AIM OF THE EXERCISE. Repeat the listing that follows, character for character, minus the pictures.
+===+
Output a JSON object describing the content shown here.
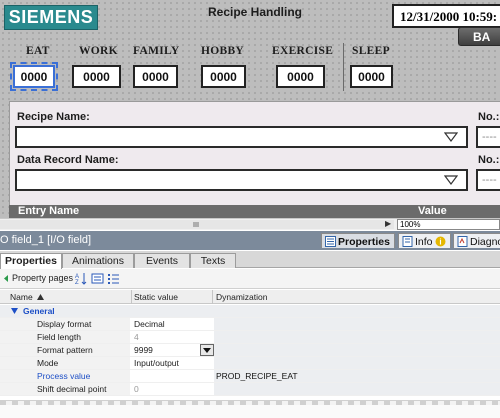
{
  "hmi": {
    "logo_text": "SIEMENS",
    "screen_title": "Recipe Handling",
    "datetime": "12/31/2000 10:59:",
    "button_label": "BA",
    "categories": [
      {
        "label": "EAT",
        "value": "0000"
      },
      {
        "label": "WORK",
        "value": "0000"
      },
      {
        "label": "FAMILY",
        "value": "0000"
      },
      {
        "label": "HOBBY",
        "value": "0000"
      },
      {
        "label": "EXERCISE",
        "value": "0000"
      },
      {
        "label": "SLEEP",
        "value": "0000"
      }
    ],
    "recipe_name_label": "Recipe Name:",
    "data_record_label": "Data Record Name:",
    "no_label": "No.:",
    "no_placeholder": "----",
    "entry_name_header": "Entry Name",
    "value_header": "Value",
    "zoom_value": "100%"
  },
  "inspector": {
    "title": "O field_1 [I/O field]",
    "tabs": [
      {
        "label": "Properties",
        "active": true
      },
      {
        "label": "Info",
        "active": false
      },
      {
        "label": "Diagnos",
        "active": false
      }
    ],
    "subtabs": [
      "Properties",
      "Animations",
      "Events",
      "Texts"
    ],
    "toolbar_label": "Property pages",
    "columns": [
      "Name",
      "Static value",
      "Dynamization"
    ],
    "group": "General",
    "rows": [
      {
        "name": "Display format",
        "value": "Decimal",
        "dyn": ""
      },
      {
        "name": "Field length",
        "value": "4",
        "dyn": ""
      },
      {
        "name": "Format pattern",
        "value": "9999",
        "dyn": ""
      },
      {
        "name": "Mode",
        "value": "Input/output",
        "dyn": ""
      },
      {
        "name": "Process value",
        "value": "",
        "dyn": "PROD_RECIPE_EAT"
      },
      {
        "name": "Shift decimal point",
        "value": "0",
        "dyn": ""
      }
    ]
  },
  "colors": {
    "siemens_teal": "#2a8a8e",
    "selection_blue": "#3a6fd6",
    "link_blue": "#1d4fc6",
    "inspector_bar": "#7c8a9b"
  }
}
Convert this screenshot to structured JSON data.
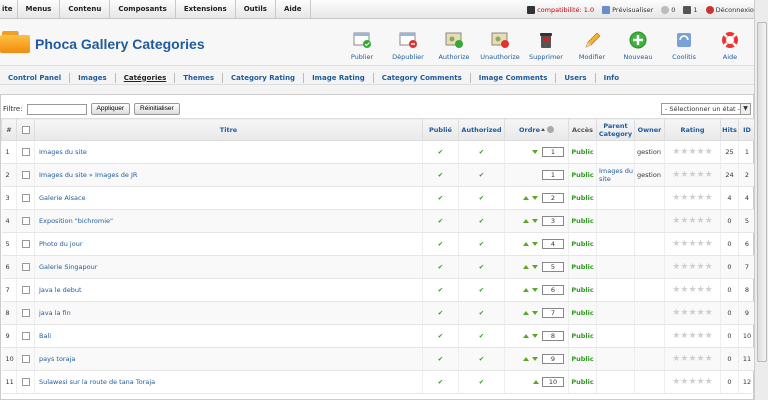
{
  "menu": {
    "items": [
      "ite",
      "Menus",
      "Contenu",
      "Composants",
      "Extensions",
      "Outils",
      "Aide"
    ],
    "right": {
      "compat": "compatibilité: 1.0",
      "preview": "Prévisualiser",
      "messages": "0",
      "users": "1",
      "logout": "Déconnexion"
    }
  },
  "header": {
    "title": "Phoca Gallery Categories",
    "toolbar": [
      "Publier",
      "Dépublier",
      "Authorize",
      "Unauthorize",
      "Supprimer",
      "Modifier",
      "Nouveau",
      "Coolitis",
      "Aide"
    ]
  },
  "tabs": [
    "Control Panel",
    "Images",
    "Catégories",
    "Themes",
    "Category Rating",
    "Image Rating",
    "Category Comments",
    "Image Comments",
    "Users",
    "Info"
  ],
  "filter": {
    "label": "Filtre:",
    "value": "",
    "apply": "Appliquer",
    "reset": "Réinitialiser",
    "state_select": "- Sélectionner un état -"
  },
  "table": {
    "headers": {
      "num": "#",
      "title": "Titre",
      "published": "Publié",
      "authorized": "Authorized",
      "order": "Ordre",
      "access": "Accès",
      "parent": "Parent Category",
      "owner": "Owner",
      "rating": "Rating",
      "hits": "Hits",
      "id": "ID"
    },
    "rows": [
      {
        "num": "1",
        "title": "Images du site",
        "order": "1",
        "access": "Public",
        "parent": "",
        "owner": "gestion",
        "hits": "25",
        "id": "1",
        "up": false,
        "down": true
      },
      {
        "num": "2",
        "title": "Images du site » Images de JR",
        "order": "1",
        "access": "Public",
        "parent": "Images du site",
        "owner": "gestion",
        "hits": "24",
        "id": "2",
        "up": false,
        "down": false
      },
      {
        "num": "3",
        "title": "Galerie Alsace",
        "order": "2",
        "access": "Public",
        "parent": "",
        "owner": "",
        "hits": "4",
        "id": "4",
        "up": true,
        "down": true
      },
      {
        "num": "4",
        "title": "Exposition \"bichromie\"",
        "order": "3",
        "access": "Public",
        "parent": "",
        "owner": "",
        "hits": "0",
        "id": "5",
        "up": true,
        "down": true
      },
      {
        "num": "5",
        "title": "Photo du jour",
        "order": "4",
        "access": "Public",
        "parent": "",
        "owner": "",
        "hits": "0",
        "id": "6",
        "up": true,
        "down": true
      },
      {
        "num": "6",
        "title": "Galerie Singapour",
        "order": "5",
        "access": "Public",
        "parent": "",
        "owner": "",
        "hits": "0",
        "id": "7",
        "up": true,
        "down": true
      },
      {
        "num": "7",
        "title": "Java le debut",
        "order": "6",
        "access": "Public",
        "parent": "",
        "owner": "",
        "hits": "0",
        "id": "8",
        "up": true,
        "down": true
      },
      {
        "num": "8",
        "title": "java la fin",
        "order": "7",
        "access": "Public",
        "parent": "",
        "owner": "",
        "hits": "0",
        "id": "9",
        "up": true,
        "down": true
      },
      {
        "num": "9",
        "title": "Bali",
        "order": "8",
        "access": "Public",
        "parent": "",
        "owner": "",
        "hits": "0",
        "id": "10",
        "up": true,
        "down": true
      },
      {
        "num": "10",
        "title": "pays toraja",
        "order": "9",
        "access": "Public",
        "parent": "",
        "owner": "",
        "hits": "0",
        "id": "11",
        "up": true,
        "down": true
      },
      {
        "num": "11",
        "title": "Sulawesi sur la route de tana Toraja",
        "order": "10",
        "access": "Public",
        "parent": "",
        "owner": "",
        "hits": "0",
        "id": "12",
        "up": true,
        "down": false
      }
    ]
  },
  "colors": {
    "link": "#1f5b9c",
    "publish_green": "#2e9a1f",
    "arrow_green": "#5aa82a"
  }
}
+===+
EXPECTED ANSWER.
Output a JSON object describing the content shown here.
{
  "hmi": {
    "logo_text": "SIEMENS",
    "screen_title": "Recipe Handling",
    "datetime": "12/31/2000 10:59:",
    "button_label": "BA",
    "categories": [
      {
        "label": "EAT",
        "value": "0000"
      },
      {
        "label": "WORK",
        "value": "0000"
      },
      {
        "label": "FAMILY",
        "value": "0000"
      },
      {
        "label": "HOBBY",
        "value": "0000"
      },
      {
        "label": "EXERCISE",
        "value": "0000"
      },
      {
        "label": "SLEEP",
        "value": "0000"
      }
    ],
    "recipe_name_label": "Recipe Name:",
    "data_record_label": "Data Record Name:",
    "no_label": "No.:",
    "no_placeholder": "----",
    "entry_name_header": "Entry Name",
    "value_header": "Value",
    "zoom_value": "100%"
  },
  "inspector": {
    "title": "O field_1 [I/O field]",
    "tabs": [
      {
        "label": "Properties",
        "active": true
      },
      {
        "label": "Info",
        "active": false
      },
      {
        "label": "Diagnos",
        "active": false
      }
    ],
    "subtabs": [
      "Properties",
      "Animations",
      "Events",
      "Texts"
    ],
    "toolbar_label": "Property pages",
    "columns": [
      "Name",
      "Static value",
      "Dynamization"
    ],
    "group": "General",
    "rows": [
      {
        "name": "Display format",
        "value": "Decimal",
        "dyn": ""
      },
      {
        "name": "Field length",
        "value": "4",
        "dyn": ""
      },
      {
        "name": "Format pattern",
        "value": "9999",
        "dyn": ""
      },
      {
        "name": "Mode",
        "value": "Input/output",
        "dyn": ""
      },
      {
        "name": "Process value",
        "value": "",
        "dyn": "PROD_RECIPE_EAT"
      },
      {
        "name": "Shift decimal point",
        "value": "0",
        "dyn": ""
      }
    ]
  },
  "colors": {
    "siemens_teal": "#2a8a8e",
    "selection_blue": "#3a6fd6",
    "link_blue": "#1d4fc6",
    "inspector_bar": "#7c8a9b"
  }
}
Convert this screenshot to structured JSON data.
{
  "menu": {
    "items": [
      "ite",
      "Menus",
      "Contenu",
      "Composants",
      "Extensions",
      "Outils",
      "Aide"
    ],
    "right": {
      "compat": "compatibilité: 1.0",
      "preview": "Prévisualiser",
      "messages": "0",
      "users": "1",
      "logout": "Déconnexion"
    }
  },
  "header": {
    "title": "Phoca Gallery Categories",
    "toolbar": [
      "Publier",
      "Dépublier",
      "Authorize",
      "Unauthorize",
      "Supprimer",
      "Modifier",
      "Nouveau",
      "Coolitis",
      "Aide"
    ]
  },
  "tabs": [
    "Control Panel",
    "Images",
    "Catégories",
    "Themes",
    "Category Rating",
    "Image Rating",
    "Category Comments",
    "Image Comments",
    "Users",
    "Info"
  ],
  "filter": {
    "label": "Filtre:",
    "value": "",
    "apply": "Appliquer",
    "reset": "Réinitialiser",
    "state_select": "- Sélectionner un état -"
  },
  "table": {
    "headers": {
      "num": "#",
      "title": "Titre",
      "published": "Publié",
      "authorized": "Authorized",
      "order": "Ordre",
      "access": "Accès",
      "parent": "Parent Category",
      "owner": "Owner",
      "rating": "Rating",
      "hits": "Hits",
      "id": "ID"
    },
    "rows": [
      {
        "num": "1",
        "title": "Images du site",
        "order": "1",
        "access": "Public",
        "parent": "",
        "owner": "gestion",
        "hits": "25",
        "id": "1",
        "up": false,
        "down": true
      },
      {
        "num": "2",
        "title": "Images du site » Images de JR",
        "order": "1",
        "access": "Public",
        "parent": "Images du site",
        "owner": "gestion",
        "hits": "24",
        "id": "2",
        "up": false,
        "down": false
      },
      {
        "num": "3",
        "title": "Galerie Alsace",
        "order": "2",
        "access": "Public",
        "parent": "",
        "owner": "",
        "hits": "4",
        "id": "4",
        "up": true,
        "down": true
      },
      {
        "num": "4",
        "title": "Exposition \"bichromie\"",
        "order": "3",
        "access": "Public",
        "parent": "",
        "owner": "",
        "hits": "0",
        "id": "5",
        "up": true,
        "down": true
      },
      {
        "num": "5",
        "title": "Photo du jour",
        "order": "4",
        "access": "Public",
        "parent": "",
        "owner": "",
        "hits": "0",
        "id": "6",
        "up": true,
        "down": true
      },
      {
        "num": "6",
        "title": "Galerie Singapour",
        "order": "5",
        "access": "Public",
        "parent": "",
        "owner": "",
        "hits": "0",
        "id": "7",
        "up": true,
        "down": true
      },
      {
        "num": "7",
        "title": "Java le debut",
        "order": "6",
        "access": "Public",
        "parent": "",
        "owner": "",
        "hits": "0",
        "id": "8",
        "up": true,
        "down": true
      },
      {
        "num": "8",
        "title": "java la fin",
        "order": "7",
        "access": "Public",
        "parent": "",
        "owner": "",
        "hits": "0",
        "id": "9",
        "up": true,
        "down": true
      },
      {
        "num": "9",
        "title": "Bali",
        "order": "8",
        "access": "Public",
        "parent": "",
        "owner": "",
        "hits": "0",
        "id": "10",
        "up": true,
        "down": true
      },
      {
        "num": "10",
        "title": "pays toraja",
        "order": "9",
        "access": "Public",
        "parent": "",
        "owner": "",
        "hits": "0",
        "id": "11",
        "up": true,
        "down": true
      },
      {
        "num": "11",
        "title": "Sulawesi sur la route de tana Toraja",
        "order": "10",
        "access": "Public",
        "parent": "",
        "owner": "",
        "hits": "0",
        "id": "12",
        "up": true,
        "down": false
      }
    ]
  },
  "colors": {
    "link": "#1f5b9c",
    "publish_green": "#2e9a1f",
    "arrow_green": "#5aa82a"
  }
}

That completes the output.